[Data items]
-*-*-
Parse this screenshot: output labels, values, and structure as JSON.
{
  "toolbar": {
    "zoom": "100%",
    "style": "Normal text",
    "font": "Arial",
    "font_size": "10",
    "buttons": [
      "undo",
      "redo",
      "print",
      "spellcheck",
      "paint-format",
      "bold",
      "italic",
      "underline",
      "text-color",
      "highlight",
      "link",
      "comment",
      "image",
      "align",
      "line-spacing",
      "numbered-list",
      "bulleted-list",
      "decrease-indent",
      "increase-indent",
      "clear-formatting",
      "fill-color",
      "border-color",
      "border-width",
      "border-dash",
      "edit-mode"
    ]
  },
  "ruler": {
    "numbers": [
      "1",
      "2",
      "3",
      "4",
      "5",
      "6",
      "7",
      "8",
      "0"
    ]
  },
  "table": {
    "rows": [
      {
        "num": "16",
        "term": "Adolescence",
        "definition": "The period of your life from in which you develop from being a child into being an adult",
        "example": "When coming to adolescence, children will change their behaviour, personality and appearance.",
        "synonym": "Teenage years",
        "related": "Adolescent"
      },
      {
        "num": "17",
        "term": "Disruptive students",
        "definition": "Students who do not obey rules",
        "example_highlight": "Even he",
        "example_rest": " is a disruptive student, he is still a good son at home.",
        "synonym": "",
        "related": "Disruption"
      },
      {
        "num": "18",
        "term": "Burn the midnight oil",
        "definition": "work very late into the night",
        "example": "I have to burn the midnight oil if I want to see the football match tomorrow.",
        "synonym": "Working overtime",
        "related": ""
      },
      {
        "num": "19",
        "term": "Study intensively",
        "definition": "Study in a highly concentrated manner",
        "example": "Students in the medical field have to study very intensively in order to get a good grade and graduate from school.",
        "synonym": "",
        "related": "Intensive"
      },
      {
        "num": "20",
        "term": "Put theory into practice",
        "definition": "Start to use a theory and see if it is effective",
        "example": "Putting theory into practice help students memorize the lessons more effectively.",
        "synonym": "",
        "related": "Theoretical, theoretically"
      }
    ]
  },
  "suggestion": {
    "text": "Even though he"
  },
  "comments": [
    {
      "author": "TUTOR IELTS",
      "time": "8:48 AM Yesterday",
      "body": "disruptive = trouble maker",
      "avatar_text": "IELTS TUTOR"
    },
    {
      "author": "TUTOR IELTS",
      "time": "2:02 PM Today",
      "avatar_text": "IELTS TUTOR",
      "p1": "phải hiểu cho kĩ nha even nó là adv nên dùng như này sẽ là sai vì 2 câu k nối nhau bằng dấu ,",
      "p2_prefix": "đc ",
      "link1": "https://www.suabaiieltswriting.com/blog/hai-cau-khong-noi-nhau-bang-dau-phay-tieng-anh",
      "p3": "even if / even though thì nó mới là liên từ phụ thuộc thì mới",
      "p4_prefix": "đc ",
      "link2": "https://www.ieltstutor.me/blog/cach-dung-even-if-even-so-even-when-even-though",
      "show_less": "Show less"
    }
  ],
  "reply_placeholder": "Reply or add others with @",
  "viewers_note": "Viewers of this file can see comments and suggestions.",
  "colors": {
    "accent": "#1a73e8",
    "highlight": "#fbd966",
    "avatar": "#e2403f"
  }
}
-*-*-
What the task asks. Produce an exact copy of every entry above.

Answer to this exercise.
Parse this screenshot: output labels, values, and structure as JSON.
{
  "toolbar": {
    "zoom": "100%",
    "style": "Normal text",
    "font": "Arial",
    "font_size": "10",
    "buttons": [
      "undo",
      "redo",
      "print",
      "spellcheck",
      "paint-format",
      "bold",
      "italic",
      "underline",
      "text-color",
      "highlight",
      "link",
      "comment",
      "image",
      "align",
      "line-spacing",
      "numbered-list",
      "bulleted-list",
      "decrease-indent",
      "increase-indent",
      "clear-formatting",
      "fill-color",
      "border-color",
      "border-width",
      "border-dash",
      "edit-mode"
    ]
  },
  "ruler": {
    "numbers": [
      "1",
      "2",
      "3",
      "4",
      "5",
      "6",
      "7",
      "8",
      "0"
    ]
  },
  "table": {
    "rows": [
      {
        "num": "16",
        "term": "Adolescence",
        "definition": "The period of your life from in which you develop from being a child into being an adult",
        "example": "When coming to adolescence, children will change their behaviour, personality and appearance.",
        "synonym": "Teenage years",
        "related": "Adolescent"
      },
      {
        "num": "17",
        "term": "Disruptive students",
        "definition": "Students who do not obey rules",
        "example_highlight": "Even he",
        "example_rest": " is a disruptive student, he is still a good son at home.",
        "synonym": "",
        "related": "Disruption"
      },
      {
        "num": "18",
        "term": "Burn the midnight oil",
        "definition": "work very late into the night",
        "example": "I have to burn the midnight oil if I want to see the football match tomorrow.",
        "synonym": "Working overtime",
        "related": ""
      },
      {
        "num": "19",
        "term": "Study intensively",
        "definition": "Study in a highly concentrated manner",
        "example": "Students in the medical field have to study very intensively in order to get a good grade and graduate from school.",
        "synonym": "",
        "related": "Intensive"
      },
      {
        "num": "20",
        "term": "Put theory into practice",
        "definition": "Start to use a theory and see if it is effective",
        "example": "Putting theory into practice help students memorize the lessons more effectively.",
        "synonym": "",
        "related": "Theoretical, theoretically"
      }
    ]
  },
  "suggestion": {
    "text": "Even though he"
  },
  "comments": [
    {
      "author": "TUTOR IELTS",
      "time": "8:48 AM Yesterday",
      "body": "disruptive = trouble maker",
      "avatar_text": "IELTS TUTOR"
    },
    {
      "author": "TUTOR IELTS",
      "time": "2:02 PM Today",
      "avatar_text": "IELTS TUTOR",
      "p1": "phải hiểu cho kĩ nha even nó là adv nên dùng như này sẽ là sai vì 2 câu k nối nhau bằng dấu ,",
      "p2_prefix": "đc ",
      "link1": "https://www.suabaiieltswriting.com/blog/hai-cau-khong-noi-nhau-bang-dau-phay-tieng-anh",
      "p3": "even if / even though thì nó mới là liên từ phụ thuộc thì mới",
      "p4_prefix": "đc ",
      "link2": "https://www.ieltstutor.me/blog/cach-dung-even-if-even-so-even-when-even-though",
      "show_less": "Show less"
    }
  ],
  "reply_placeholder": "Reply or add others with @",
  "viewers_note": "Viewers of this file can see comments and suggestions.",
  "colors": {
    "accent": "#1a73e8",
    "highlight": "#fbd966",
    "avatar": "#e2403f"
  }
}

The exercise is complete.